- [OBJECTIVE]
Repeat all of the records verbatim.

- [Stored records]
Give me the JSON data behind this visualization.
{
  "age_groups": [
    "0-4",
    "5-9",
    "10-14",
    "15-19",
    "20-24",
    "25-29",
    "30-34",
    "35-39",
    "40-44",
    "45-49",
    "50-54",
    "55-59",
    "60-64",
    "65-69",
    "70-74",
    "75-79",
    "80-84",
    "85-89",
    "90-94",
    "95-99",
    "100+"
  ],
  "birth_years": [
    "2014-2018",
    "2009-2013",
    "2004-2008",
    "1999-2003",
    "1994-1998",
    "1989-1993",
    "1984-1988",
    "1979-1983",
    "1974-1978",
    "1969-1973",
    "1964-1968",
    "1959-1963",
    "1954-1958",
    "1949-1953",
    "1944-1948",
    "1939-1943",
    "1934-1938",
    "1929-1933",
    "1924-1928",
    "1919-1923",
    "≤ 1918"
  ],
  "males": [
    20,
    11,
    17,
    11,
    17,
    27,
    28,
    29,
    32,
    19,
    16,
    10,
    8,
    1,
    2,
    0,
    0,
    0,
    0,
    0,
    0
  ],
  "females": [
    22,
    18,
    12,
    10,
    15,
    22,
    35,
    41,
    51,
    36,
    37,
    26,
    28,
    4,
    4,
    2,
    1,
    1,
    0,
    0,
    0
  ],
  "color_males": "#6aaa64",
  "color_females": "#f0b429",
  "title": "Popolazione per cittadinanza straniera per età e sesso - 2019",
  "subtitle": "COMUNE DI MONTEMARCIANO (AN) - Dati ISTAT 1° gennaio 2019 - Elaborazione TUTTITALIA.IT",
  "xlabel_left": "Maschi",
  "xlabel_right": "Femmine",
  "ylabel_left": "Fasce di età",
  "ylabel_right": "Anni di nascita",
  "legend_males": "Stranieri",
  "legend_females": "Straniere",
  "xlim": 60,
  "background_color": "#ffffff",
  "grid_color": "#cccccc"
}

- [ANSWER IN FULL]
Give me the JSON data behind this visualization.
{
  "age_groups": [
    "0-4",
    "5-9",
    "10-14",
    "15-19",
    "20-24",
    "25-29",
    "30-34",
    "35-39",
    "40-44",
    "45-49",
    "50-54",
    "55-59",
    "60-64",
    "65-69",
    "70-74",
    "75-79",
    "80-84",
    "85-89",
    "90-94",
    "95-99",
    "100+"
  ],
  "birth_years": [
    "2014-2018",
    "2009-2013",
    "2004-2008",
    "1999-2003",
    "1994-1998",
    "1989-1993",
    "1984-1988",
    "1979-1983",
    "1974-1978",
    "1969-1973",
    "1964-1968",
    "1959-1963",
    "1954-1958",
    "1949-1953",
    "1944-1948",
    "1939-1943",
    "1934-1938",
    "1929-1933",
    "1924-1928",
    "1919-1923",
    "≤ 1918"
  ],
  "males": [
    20,
    11,
    17,
    11,
    17,
    27,
    28,
    29,
    32,
    19,
    16,
    10,
    8,
    1,
    2,
    0,
    0,
    0,
    0,
    0,
    0
  ],
  "females": [
    22,
    18,
    12,
    10,
    15,
    22,
    35,
    41,
    51,
    36,
    37,
    26,
    28,
    4,
    4,
    2,
    1,
    1,
    0,
    0,
    0
  ],
  "color_males": "#6aaa64",
  "color_females": "#f0b429",
  "title": "Popolazione per cittadinanza straniera per età e sesso - 2019",
  "subtitle": "COMUNE DI MONTEMARCIANO (AN) - Dati ISTAT 1° gennaio 2019 - Elaborazione TUTTITALIA.IT",
  "xlabel_left": "Maschi",
  "xlabel_right": "Femmine",
  "ylabel_left": "Fasce di età",
  "ylabel_right": "Anni di nascita",
  "legend_males": "Stranieri",
  "legend_females": "Straniere",
  "xlim": 60,
  "background_color": "#ffffff",
  "grid_color": "#cccccc"
}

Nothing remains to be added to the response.